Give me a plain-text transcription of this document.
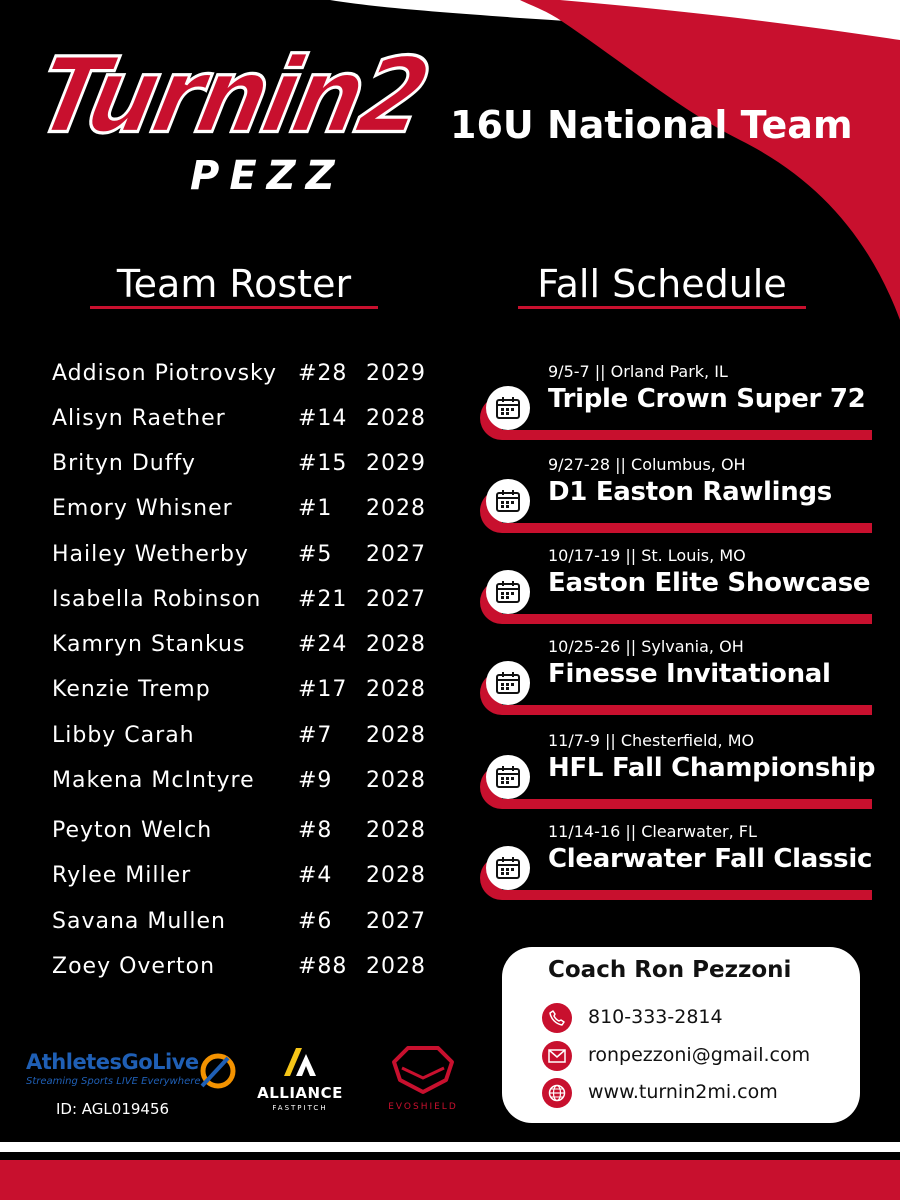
Turnin2
PEZZ
16U National Team
Team Roster	Fall Schedule
Addison Piotrovsky #28 2029
Alisyn Raether	#14 2028
Brityn Duffy	#15 2029
Emory Whisner	#1 2028
Hailey Wetherby #5 2027
Isabella Robinson #21 2027
Kamryn Stankus #24 2028
Kenzie Tremp	#17 2028
Libby Carah	#7 2028
Makena McIntyre #9 2028
Peyton Welch	#8 2028
Rylee Miller	#4 2028
Savana Mullen	#6 2027
Zoey Overton	#88 2028
9/5-7 || Orland Park, IL
Triple Crown Super 72
9/27-28 || Columbus, OH
D1 Easton Rawlings
10/17-19 || St. Louis, MO
Easton Elite Showcase
10/25-26 || Sylvania, OH
Finesse Invitational
11/7-9 || Chesterfield, MO
HFL Fall Championship
11/14-16 || Clearwater, FL
Clearwater Fall Classic
Coach Ron Pezzoni
810-333-2814
ronpezzoni@gmail.com
www.turnin2mi.com
AthletesGoLive
Streaming Sports LIVE Everywhere
ID: AGL019456
ALLIANCE
FASTPITCH	EVOSHIELD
* * *
> [INSTRUCTIONS TO FOLLOW]:
All records should be output exactly, with the pictures left out.

> [FULL RESPONSE]:
Give me a plain-text transcription of this document.
Turnin2
PEZZ
16U National Team
Team Roster	Fall Schedule
Addison Piotrovsky #28 2029
Alisyn Raether	#14 2028
Brityn Duffy	#15 2029
Emory Whisner	#1 2028
Hailey Wetherby #5 2027
Isabella Robinson #21 2027
Kamryn Stankus #24 2028
Kenzie Tremp	#17 2028
Libby Carah	#7 2028
Makena McIntyre #9 2028
Peyton Welch	#8 2028
Rylee Miller	#4 2028
Savana Mullen	#6 2027
Zoey Overton	#88 2028
9/5-7 || Orland Park, IL
Triple Crown Super 72
9/27-28 || Columbus, OH
D1 Easton Rawlings
10/17-19 || St. Louis, MO
Easton Elite Showcase
10/25-26 || Sylvania, OH
Finesse Invitational
11/7-9 || Chesterfield, MO
HFL Fall Championship
11/14-16 || Clearwater, FL
Clearwater Fall Classic
Coach Ron Pezzoni
810-333-2814
ronpezzoni@gmail.com
www.turnin2mi.com
AthletesGoLive
Streaming Sports LIVE Everywhere
ID: AGL019456
ALLIANCE
FASTPITCH	EVOSHIELD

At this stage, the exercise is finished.